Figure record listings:
☆ ☆ ☆ ☆ ☆ ☆ ☆

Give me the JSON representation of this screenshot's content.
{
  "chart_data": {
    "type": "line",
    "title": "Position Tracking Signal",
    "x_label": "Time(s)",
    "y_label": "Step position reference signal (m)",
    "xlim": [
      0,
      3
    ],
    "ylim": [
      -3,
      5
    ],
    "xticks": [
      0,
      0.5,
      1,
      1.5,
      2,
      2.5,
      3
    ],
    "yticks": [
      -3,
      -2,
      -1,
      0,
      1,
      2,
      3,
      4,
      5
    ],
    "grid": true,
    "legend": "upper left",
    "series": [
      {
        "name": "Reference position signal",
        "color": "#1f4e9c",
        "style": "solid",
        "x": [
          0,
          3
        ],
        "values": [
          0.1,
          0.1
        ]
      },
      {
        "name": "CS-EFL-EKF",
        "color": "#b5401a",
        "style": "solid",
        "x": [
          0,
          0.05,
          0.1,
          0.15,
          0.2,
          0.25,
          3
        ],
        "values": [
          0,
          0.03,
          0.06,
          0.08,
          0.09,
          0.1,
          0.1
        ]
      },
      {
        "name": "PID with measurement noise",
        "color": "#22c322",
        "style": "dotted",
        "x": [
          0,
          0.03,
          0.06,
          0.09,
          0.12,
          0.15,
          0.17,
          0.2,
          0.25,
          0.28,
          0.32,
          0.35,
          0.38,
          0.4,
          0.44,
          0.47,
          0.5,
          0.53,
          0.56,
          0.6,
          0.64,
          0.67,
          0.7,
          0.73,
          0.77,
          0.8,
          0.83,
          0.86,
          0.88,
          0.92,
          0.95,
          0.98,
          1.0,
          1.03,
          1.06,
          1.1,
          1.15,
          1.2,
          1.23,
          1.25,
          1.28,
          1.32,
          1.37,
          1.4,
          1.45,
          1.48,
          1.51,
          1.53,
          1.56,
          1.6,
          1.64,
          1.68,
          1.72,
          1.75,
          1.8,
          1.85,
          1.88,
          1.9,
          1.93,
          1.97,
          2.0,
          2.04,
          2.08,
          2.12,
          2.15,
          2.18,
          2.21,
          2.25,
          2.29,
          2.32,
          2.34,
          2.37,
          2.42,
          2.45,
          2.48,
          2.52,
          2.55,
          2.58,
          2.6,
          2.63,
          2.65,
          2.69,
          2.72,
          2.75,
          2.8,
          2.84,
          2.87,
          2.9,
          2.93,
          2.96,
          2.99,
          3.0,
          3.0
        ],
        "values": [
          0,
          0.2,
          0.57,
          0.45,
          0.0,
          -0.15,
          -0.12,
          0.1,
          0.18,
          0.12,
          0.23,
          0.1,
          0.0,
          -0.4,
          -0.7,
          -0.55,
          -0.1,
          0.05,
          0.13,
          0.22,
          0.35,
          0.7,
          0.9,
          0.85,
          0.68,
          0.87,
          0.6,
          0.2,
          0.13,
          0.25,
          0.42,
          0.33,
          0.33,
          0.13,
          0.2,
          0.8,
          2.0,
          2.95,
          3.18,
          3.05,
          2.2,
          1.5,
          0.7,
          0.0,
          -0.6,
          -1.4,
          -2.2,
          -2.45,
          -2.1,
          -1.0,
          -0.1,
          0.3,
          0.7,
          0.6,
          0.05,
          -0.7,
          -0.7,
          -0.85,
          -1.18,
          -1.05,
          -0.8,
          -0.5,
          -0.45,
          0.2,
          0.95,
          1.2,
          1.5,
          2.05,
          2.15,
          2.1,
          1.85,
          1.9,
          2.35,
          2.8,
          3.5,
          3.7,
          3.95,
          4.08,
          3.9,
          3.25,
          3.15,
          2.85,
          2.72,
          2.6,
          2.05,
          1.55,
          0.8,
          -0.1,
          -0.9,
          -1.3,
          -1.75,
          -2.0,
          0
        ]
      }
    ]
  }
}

☆ ☆ ☆ ☆ ☆ ☆ ☆

◆ Requirements
Each line that holds the word "name" is to be copied.

◆ Output
        "name": "Reference position signal",
        "name": "CS-EFL-EKF",
        "name": "PID with measurement noise",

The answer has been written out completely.